ZIEL DER AUFGABE: Gib den Abschnitt vom Beginn des Materials bis einschließlich der Zeile, die „- matched-stars-point: [662, 599, 673, 610]“ enthält, unverändert wieder.

Einträge zur Position der Elemente:
+===+
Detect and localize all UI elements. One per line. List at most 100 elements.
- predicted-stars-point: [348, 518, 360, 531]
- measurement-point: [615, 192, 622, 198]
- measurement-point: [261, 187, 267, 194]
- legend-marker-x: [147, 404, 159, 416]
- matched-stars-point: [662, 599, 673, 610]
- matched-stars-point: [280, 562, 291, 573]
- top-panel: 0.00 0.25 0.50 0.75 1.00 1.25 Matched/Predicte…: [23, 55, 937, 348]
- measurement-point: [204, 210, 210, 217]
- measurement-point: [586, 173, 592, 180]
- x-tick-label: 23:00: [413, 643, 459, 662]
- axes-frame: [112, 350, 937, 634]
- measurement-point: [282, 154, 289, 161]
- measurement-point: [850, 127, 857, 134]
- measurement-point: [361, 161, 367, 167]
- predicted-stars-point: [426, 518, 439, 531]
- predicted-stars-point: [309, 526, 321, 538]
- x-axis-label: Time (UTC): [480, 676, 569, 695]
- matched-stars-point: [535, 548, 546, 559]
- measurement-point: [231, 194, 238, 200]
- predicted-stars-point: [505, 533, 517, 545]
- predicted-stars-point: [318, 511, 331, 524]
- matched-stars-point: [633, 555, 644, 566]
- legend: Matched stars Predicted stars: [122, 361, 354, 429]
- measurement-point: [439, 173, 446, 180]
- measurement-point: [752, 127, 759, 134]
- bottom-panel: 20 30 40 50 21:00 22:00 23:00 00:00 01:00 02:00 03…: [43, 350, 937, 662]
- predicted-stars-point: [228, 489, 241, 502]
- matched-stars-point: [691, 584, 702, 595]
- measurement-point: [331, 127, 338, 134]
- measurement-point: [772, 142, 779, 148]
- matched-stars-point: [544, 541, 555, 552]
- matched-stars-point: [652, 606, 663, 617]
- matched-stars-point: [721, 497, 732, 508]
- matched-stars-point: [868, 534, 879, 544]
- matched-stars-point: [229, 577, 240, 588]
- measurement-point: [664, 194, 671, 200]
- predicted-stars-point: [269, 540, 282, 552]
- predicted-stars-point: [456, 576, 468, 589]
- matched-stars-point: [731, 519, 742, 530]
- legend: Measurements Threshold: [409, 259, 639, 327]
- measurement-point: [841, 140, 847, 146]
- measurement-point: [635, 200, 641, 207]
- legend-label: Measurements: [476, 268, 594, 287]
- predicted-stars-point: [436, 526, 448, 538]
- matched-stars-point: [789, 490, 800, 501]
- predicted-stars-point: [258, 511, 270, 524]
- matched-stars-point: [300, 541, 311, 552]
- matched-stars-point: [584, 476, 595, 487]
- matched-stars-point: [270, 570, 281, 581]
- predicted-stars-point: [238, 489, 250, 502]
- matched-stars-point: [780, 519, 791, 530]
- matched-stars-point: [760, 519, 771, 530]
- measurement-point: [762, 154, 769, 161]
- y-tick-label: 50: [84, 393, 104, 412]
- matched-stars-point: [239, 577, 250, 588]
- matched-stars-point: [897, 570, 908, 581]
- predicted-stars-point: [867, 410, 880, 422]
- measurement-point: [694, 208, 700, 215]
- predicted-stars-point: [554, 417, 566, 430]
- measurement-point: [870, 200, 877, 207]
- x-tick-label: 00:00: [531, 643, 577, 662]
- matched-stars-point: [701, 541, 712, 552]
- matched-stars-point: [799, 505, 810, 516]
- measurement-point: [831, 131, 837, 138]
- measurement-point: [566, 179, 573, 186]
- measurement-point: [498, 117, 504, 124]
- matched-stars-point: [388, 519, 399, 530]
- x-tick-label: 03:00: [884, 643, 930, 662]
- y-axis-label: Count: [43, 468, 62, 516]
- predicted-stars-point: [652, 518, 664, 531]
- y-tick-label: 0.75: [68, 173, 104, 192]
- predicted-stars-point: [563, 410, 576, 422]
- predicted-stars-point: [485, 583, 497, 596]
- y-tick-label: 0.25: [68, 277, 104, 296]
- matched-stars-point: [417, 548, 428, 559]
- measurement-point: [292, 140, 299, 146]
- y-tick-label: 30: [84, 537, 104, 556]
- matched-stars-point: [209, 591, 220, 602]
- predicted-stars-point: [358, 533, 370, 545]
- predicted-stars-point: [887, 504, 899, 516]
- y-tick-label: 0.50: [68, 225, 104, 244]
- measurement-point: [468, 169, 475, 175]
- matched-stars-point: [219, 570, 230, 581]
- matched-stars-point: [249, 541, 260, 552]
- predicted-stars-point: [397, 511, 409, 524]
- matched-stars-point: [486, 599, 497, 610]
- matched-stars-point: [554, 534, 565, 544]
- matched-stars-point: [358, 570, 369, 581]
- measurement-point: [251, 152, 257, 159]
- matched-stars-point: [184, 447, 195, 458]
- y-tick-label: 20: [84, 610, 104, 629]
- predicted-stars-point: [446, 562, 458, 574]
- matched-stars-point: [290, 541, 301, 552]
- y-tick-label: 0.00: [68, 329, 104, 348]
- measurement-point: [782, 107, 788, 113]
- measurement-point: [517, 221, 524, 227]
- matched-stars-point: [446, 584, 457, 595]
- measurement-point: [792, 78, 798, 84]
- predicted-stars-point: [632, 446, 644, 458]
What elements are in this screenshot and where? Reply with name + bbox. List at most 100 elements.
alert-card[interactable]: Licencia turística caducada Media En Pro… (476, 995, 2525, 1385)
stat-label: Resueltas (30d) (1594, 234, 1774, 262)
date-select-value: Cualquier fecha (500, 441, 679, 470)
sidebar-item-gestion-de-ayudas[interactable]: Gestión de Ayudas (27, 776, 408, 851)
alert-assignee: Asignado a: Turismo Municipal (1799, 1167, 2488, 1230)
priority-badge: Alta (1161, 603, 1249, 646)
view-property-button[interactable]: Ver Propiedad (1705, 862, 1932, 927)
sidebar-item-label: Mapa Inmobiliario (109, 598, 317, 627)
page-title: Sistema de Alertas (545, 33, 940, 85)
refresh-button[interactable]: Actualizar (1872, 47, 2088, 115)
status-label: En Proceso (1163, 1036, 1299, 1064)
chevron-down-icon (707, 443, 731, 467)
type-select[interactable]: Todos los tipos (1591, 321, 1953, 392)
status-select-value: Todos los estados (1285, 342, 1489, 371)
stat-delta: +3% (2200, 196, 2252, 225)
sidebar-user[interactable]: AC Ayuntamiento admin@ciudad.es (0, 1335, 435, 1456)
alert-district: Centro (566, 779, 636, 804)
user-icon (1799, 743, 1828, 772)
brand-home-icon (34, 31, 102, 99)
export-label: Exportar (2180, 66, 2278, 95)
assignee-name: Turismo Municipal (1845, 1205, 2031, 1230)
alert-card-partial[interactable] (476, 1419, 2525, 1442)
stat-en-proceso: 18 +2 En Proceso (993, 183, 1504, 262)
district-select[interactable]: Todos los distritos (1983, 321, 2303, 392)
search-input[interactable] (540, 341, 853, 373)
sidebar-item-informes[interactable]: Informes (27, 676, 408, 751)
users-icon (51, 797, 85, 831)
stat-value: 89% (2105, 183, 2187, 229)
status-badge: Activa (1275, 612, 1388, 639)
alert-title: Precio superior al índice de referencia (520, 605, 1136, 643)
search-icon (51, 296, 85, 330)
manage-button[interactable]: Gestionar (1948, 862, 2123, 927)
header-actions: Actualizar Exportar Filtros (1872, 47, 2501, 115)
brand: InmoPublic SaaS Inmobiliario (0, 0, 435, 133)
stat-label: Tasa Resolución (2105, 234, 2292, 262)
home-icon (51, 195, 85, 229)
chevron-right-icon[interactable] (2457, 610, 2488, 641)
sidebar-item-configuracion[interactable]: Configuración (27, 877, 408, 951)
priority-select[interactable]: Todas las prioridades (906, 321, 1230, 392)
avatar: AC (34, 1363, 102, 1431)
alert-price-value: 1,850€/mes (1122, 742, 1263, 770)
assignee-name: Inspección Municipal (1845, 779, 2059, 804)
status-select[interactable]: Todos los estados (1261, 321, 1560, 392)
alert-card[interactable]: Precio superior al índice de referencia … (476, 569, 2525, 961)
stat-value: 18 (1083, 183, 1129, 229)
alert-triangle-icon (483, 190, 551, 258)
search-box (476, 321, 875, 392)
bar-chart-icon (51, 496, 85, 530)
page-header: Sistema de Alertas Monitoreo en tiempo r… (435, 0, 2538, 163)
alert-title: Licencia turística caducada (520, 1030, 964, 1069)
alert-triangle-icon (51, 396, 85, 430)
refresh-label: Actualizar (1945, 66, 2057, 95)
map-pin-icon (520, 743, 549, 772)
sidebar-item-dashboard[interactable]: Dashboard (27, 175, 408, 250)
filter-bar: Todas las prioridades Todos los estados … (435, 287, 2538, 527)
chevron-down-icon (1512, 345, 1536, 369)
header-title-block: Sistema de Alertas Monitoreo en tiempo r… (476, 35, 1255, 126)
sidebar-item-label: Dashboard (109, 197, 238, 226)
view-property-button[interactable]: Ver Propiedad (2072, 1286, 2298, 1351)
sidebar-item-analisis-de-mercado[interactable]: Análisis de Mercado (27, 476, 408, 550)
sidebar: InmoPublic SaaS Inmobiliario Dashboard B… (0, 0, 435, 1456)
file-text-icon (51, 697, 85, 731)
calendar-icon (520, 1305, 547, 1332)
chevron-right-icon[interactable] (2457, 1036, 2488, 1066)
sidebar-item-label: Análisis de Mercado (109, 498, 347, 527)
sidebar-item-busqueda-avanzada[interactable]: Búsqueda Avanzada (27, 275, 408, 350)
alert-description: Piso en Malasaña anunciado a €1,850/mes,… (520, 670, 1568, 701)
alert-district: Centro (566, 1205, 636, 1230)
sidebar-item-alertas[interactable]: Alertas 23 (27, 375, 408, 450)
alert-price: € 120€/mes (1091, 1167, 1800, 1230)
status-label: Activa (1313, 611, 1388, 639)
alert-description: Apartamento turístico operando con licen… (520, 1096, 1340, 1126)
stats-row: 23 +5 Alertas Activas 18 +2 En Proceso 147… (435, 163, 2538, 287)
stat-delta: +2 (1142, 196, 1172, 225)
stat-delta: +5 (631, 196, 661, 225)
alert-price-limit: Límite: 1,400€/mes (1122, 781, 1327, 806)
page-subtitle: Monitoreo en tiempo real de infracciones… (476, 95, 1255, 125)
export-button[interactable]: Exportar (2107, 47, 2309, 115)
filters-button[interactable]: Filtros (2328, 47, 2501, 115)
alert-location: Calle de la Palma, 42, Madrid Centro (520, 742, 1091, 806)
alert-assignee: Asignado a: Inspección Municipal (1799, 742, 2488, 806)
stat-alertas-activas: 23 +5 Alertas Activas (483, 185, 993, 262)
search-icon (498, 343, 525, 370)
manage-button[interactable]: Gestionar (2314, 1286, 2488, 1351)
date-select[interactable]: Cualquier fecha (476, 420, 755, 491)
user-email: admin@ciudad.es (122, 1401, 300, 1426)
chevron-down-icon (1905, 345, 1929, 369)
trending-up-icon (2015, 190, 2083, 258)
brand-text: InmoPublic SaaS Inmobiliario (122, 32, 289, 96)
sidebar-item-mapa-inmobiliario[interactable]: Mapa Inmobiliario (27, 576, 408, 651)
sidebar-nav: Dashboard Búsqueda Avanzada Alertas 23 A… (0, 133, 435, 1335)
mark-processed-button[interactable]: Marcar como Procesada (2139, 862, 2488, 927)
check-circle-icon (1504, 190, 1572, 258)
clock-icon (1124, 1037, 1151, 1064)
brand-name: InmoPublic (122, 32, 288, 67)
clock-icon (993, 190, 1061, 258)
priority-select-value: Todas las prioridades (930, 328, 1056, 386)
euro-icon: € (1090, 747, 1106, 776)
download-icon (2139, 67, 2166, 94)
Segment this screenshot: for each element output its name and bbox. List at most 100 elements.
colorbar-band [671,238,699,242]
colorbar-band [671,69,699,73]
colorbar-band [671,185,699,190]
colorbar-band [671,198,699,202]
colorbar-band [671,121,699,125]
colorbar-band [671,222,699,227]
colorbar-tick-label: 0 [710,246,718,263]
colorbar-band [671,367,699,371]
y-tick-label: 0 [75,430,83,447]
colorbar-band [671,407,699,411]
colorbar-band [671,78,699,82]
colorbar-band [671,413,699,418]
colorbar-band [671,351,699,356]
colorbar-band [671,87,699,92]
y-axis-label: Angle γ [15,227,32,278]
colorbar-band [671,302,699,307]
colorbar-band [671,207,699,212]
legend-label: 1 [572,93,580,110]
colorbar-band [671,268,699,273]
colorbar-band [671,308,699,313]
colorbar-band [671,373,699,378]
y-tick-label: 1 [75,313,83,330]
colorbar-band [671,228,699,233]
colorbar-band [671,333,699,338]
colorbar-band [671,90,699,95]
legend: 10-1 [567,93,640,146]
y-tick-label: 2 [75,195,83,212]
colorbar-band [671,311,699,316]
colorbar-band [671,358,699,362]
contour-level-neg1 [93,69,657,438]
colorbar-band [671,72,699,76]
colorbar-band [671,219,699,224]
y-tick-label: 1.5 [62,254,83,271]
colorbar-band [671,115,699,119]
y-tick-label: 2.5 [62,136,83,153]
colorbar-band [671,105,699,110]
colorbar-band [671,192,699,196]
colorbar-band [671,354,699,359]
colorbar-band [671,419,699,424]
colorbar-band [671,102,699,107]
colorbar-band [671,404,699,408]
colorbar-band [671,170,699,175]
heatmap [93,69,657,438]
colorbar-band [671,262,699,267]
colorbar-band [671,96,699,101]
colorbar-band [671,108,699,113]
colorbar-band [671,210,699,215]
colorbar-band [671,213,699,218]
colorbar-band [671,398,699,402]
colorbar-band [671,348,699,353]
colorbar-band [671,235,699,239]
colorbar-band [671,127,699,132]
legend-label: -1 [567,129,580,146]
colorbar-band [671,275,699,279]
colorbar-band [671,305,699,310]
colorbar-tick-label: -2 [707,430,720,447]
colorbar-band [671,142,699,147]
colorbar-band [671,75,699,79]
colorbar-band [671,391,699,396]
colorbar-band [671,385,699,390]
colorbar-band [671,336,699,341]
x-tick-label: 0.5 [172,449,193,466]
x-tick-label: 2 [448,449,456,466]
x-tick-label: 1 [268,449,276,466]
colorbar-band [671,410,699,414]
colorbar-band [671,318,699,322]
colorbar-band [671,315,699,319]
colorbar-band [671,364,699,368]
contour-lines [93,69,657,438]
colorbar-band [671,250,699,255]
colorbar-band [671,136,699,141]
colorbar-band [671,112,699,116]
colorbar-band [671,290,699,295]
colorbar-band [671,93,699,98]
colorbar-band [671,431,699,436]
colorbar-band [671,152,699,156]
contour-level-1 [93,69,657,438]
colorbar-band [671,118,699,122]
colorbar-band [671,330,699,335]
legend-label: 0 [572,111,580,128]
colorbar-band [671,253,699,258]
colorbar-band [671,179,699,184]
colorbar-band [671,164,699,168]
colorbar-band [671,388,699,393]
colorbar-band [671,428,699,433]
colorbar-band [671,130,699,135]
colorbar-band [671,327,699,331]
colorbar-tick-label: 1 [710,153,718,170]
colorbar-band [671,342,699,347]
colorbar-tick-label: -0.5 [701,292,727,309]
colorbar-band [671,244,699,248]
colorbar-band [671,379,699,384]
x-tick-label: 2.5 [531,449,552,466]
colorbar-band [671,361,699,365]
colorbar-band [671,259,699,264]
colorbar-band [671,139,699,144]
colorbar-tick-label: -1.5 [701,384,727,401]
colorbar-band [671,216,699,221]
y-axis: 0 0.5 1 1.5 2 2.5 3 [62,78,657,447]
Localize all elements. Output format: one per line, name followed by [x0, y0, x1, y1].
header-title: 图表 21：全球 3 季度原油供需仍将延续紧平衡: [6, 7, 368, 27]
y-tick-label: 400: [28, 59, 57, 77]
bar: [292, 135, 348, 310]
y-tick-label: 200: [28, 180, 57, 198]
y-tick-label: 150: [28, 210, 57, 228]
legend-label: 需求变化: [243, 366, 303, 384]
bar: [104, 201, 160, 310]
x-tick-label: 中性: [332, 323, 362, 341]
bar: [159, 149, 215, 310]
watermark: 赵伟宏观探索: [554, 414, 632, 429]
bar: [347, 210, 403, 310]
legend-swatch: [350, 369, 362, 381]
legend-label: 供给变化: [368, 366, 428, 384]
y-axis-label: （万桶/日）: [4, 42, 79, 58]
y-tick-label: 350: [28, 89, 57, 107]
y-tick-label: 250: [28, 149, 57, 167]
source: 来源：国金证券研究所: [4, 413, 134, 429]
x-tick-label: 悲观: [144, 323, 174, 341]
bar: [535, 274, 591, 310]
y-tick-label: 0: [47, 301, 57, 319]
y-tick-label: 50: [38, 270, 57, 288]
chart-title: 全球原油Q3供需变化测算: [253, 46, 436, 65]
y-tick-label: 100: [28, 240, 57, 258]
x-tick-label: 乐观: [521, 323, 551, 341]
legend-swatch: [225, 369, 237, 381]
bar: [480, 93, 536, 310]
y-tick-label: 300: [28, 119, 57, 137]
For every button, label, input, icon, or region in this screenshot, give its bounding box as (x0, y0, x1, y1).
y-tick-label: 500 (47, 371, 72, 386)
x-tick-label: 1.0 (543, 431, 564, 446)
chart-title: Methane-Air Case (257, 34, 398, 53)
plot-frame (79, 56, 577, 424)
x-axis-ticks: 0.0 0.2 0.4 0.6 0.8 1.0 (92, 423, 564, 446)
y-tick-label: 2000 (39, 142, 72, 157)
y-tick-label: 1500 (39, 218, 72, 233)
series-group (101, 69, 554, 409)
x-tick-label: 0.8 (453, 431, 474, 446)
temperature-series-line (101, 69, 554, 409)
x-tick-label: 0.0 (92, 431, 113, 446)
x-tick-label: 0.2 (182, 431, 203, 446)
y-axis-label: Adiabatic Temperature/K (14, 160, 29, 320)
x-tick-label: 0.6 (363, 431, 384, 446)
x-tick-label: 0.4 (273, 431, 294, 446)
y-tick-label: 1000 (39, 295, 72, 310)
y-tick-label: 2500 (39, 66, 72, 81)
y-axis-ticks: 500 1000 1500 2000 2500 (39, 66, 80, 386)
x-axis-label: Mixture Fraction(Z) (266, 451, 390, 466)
+===+
LÖSUNG:
Detect and localize all UI elements. One per line. List at most 100 elements.
- predicted-stars-point: [348, 518, 360, 531]
- measurement-point: [615, 192, 622, 198]
- measurement-point: [261, 187, 267, 194]
- legend-marker-x: [147, 404, 159, 416]
- matched-stars-point: [662, 599, 673, 610]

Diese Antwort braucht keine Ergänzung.